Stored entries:
* Start *

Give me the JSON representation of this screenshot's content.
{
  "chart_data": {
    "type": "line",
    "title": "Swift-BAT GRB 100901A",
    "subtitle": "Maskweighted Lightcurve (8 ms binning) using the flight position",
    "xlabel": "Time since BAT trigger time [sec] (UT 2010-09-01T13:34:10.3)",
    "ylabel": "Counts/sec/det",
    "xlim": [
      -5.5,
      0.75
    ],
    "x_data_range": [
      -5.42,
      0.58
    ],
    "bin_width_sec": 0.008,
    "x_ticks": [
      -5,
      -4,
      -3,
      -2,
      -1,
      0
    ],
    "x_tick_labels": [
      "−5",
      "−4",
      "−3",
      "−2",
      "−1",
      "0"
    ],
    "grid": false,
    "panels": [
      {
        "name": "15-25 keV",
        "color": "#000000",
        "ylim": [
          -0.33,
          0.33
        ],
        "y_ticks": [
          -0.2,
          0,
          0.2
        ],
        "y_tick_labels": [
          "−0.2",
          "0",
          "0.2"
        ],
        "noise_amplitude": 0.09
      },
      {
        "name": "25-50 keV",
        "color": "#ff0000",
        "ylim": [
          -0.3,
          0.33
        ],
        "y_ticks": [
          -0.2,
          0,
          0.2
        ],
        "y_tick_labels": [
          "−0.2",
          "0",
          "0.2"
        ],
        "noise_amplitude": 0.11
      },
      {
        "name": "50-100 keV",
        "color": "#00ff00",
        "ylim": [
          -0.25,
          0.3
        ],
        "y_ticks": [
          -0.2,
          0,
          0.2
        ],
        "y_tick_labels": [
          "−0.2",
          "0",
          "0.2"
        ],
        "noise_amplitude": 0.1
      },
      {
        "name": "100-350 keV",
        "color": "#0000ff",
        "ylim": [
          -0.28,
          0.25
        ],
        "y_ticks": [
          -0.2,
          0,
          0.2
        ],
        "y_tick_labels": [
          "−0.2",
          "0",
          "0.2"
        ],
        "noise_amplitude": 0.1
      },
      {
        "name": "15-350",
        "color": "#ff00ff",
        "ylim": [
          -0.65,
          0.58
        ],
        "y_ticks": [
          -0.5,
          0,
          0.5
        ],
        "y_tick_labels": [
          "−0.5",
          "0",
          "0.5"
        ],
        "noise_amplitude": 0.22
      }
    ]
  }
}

* End *

YOUR GOAL: Copy all lines from the material that contain "name".

FINAL RESULT:
        "name": "15-25 keV",
        "name": "25-50 keV",
        "name": "50-100 keV",
        "name": "100-350 keV",
        "name": "15-350",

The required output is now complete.